| GIVEN TASK |
Rewrite the items from the line containing "List all visible" through the line containing "- node-current-2-label: Дебиторская: [541, 320, 639, 340]", swapping every "arrowhead-icon" for "arrow-icon" and leaving everything else unchanged.

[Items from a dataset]
<<<<

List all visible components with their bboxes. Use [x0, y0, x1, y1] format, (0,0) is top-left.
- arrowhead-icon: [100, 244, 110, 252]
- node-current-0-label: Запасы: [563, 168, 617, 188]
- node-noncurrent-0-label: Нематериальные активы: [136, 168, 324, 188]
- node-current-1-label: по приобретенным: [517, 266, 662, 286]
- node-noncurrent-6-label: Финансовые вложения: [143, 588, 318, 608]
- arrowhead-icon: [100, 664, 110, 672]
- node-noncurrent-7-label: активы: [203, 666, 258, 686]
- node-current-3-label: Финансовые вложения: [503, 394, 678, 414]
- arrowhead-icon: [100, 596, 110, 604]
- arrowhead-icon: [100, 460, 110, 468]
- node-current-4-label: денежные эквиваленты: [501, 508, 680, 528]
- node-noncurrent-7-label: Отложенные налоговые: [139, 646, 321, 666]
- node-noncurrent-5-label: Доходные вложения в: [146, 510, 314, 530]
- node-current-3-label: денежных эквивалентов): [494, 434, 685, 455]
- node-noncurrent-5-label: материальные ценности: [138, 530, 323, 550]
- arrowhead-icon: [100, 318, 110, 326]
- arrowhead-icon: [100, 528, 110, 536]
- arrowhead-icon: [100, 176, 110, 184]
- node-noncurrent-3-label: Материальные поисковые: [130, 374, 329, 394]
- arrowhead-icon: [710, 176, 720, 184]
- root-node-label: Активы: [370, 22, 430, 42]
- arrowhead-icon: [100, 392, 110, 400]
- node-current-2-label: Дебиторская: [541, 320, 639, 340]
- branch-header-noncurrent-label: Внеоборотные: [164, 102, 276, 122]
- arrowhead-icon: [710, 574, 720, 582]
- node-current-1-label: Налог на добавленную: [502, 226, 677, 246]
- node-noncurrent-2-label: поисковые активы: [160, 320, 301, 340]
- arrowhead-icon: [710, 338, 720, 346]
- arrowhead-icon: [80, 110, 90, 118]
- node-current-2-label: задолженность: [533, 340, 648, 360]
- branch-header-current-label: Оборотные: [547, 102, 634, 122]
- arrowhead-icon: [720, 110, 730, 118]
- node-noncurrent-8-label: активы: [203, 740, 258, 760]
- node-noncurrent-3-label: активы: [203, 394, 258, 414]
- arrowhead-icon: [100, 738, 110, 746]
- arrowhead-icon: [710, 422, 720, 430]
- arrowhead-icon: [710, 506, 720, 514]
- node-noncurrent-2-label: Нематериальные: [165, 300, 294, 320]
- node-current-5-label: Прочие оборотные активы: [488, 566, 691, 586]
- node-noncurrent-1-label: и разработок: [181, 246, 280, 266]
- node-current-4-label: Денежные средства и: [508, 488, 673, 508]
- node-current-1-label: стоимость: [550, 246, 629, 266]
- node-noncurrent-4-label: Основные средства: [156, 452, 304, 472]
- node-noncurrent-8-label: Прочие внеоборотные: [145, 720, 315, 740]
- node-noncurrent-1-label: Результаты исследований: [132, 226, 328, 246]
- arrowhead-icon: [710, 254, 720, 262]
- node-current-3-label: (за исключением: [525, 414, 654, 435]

>>>>
<<<<

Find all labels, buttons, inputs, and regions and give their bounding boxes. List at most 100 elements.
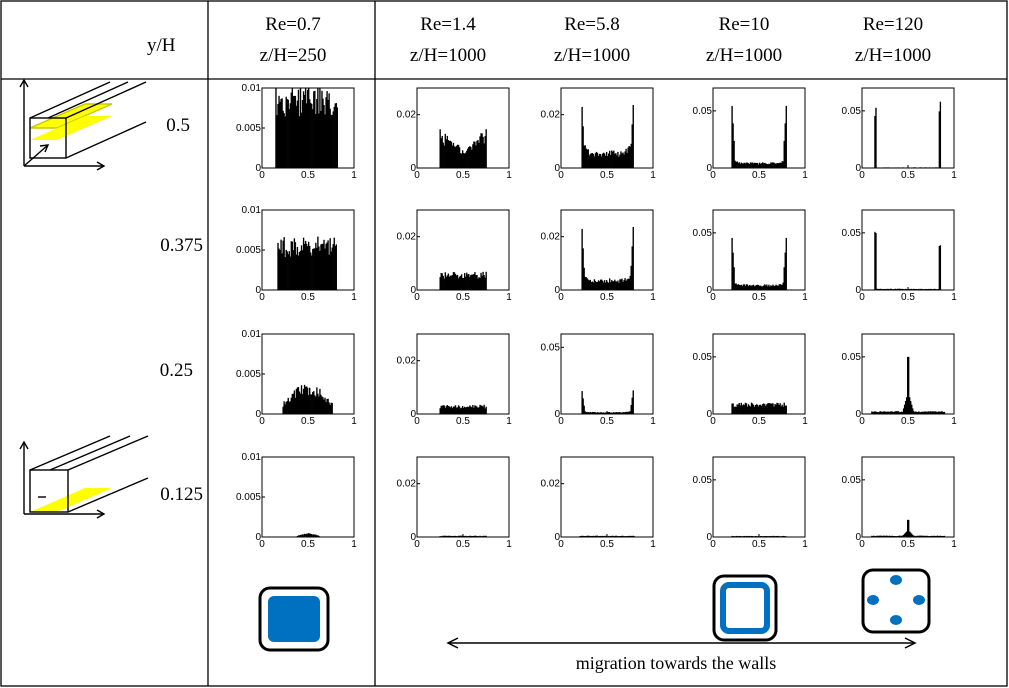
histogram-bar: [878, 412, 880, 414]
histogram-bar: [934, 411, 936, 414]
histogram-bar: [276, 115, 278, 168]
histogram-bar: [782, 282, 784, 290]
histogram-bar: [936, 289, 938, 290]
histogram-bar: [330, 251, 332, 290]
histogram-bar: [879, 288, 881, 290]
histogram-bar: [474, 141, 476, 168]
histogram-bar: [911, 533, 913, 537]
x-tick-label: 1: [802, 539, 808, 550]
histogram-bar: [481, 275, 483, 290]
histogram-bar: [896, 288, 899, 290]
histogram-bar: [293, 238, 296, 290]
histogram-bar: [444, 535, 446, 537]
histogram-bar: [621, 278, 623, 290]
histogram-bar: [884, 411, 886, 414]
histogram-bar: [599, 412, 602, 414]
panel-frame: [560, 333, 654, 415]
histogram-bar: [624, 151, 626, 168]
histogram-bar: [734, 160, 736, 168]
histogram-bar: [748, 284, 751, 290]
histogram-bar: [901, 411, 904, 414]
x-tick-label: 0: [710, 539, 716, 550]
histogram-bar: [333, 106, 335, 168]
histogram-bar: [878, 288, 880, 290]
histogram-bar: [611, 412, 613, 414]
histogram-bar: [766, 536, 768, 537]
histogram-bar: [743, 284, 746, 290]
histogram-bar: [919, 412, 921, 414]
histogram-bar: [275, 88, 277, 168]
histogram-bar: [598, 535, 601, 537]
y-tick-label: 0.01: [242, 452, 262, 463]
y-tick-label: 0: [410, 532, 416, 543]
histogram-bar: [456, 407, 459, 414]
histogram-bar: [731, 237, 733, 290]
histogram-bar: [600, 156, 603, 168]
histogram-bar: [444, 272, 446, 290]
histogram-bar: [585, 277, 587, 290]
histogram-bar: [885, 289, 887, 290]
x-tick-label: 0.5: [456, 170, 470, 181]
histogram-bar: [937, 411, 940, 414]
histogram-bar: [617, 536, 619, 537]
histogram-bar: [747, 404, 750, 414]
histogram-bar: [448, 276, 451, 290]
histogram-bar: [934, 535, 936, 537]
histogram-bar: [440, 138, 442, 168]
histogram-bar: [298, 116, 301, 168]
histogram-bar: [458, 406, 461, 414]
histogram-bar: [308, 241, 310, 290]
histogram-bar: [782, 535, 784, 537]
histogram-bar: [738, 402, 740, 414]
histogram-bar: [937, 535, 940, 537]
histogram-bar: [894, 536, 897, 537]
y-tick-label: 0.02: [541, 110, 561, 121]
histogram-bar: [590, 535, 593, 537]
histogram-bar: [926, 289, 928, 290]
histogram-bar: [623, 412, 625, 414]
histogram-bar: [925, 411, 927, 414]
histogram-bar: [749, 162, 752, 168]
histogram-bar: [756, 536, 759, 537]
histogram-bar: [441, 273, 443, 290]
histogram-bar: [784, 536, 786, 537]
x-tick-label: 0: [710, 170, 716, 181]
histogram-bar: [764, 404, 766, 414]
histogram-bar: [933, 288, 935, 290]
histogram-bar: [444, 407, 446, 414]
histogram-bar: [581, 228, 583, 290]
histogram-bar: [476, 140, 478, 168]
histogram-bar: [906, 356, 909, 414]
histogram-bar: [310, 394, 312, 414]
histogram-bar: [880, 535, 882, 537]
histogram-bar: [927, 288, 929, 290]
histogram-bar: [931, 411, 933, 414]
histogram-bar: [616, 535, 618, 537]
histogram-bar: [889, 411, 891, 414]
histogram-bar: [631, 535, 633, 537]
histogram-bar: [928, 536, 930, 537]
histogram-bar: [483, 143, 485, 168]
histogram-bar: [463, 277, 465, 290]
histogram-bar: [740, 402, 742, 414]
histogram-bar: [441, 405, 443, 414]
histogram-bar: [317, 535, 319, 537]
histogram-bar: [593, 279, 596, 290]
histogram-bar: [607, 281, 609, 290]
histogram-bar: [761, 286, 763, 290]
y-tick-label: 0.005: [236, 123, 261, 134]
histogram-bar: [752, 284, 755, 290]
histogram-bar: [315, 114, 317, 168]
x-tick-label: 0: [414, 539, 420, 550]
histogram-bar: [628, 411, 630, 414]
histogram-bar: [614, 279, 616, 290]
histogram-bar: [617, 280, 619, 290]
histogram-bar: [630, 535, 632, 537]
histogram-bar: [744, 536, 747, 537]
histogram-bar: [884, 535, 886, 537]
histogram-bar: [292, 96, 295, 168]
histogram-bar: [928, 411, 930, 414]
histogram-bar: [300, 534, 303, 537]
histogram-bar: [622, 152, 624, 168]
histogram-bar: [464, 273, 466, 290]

>>>>

| EXERCISE OUTPUT |
List all visible components with their bboxes. Use [x0, y0, x1, y1] format, (0,0) is top-left.
- arrow-icon: [100, 244, 110, 252]
- node-current-0-label: Запасы: [563, 168, 617, 188]
- node-noncurrent-0-label: Нематериальные активы: [136, 168, 324, 188]
- node-current-1-label: по приобретенным: [517, 266, 662, 286]
- node-noncurrent-6-label: Финансовые вложения: [143, 588, 318, 608]
- arrow-icon: [100, 664, 110, 672]
- node-noncurrent-7-label: активы: [203, 666, 258, 686]
- node-current-3-label: Финансовые вложения: [503, 394, 678, 414]
- arrow-icon: [100, 596, 110, 604]
- arrow-icon: [100, 460, 110, 468]
- node-current-4-label: денежные эквиваленты: [501, 508, 680, 528]
- node-noncurrent-7-label: Отложенные налоговые: [139, 646, 321, 666]
- node-noncurrent-5-label: Доходные вложения в: [146, 510, 314, 530]
- node-current-3-label: денежных эквивалентов): [494, 434, 685, 455]
- node-noncurrent-5-label: материальные ценности: [138, 530, 323, 550]
- arrow-icon: [100, 318, 110, 326]
- arrow-icon: [100, 528, 110, 536]
- arrow-icon: [100, 176, 110, 184]
- node-noncurrent-3-label: Материальные поисковые: [130, 374, 329, 394]
- arrow-icon: [710, 176, 720, 184]
- root-node-label: Активы: [370, 22, 430, 42]
- arrow-icon: [100, 392, 110, 400]
- node-current-2-label: Дебиторская: [541, 320, 639, 340]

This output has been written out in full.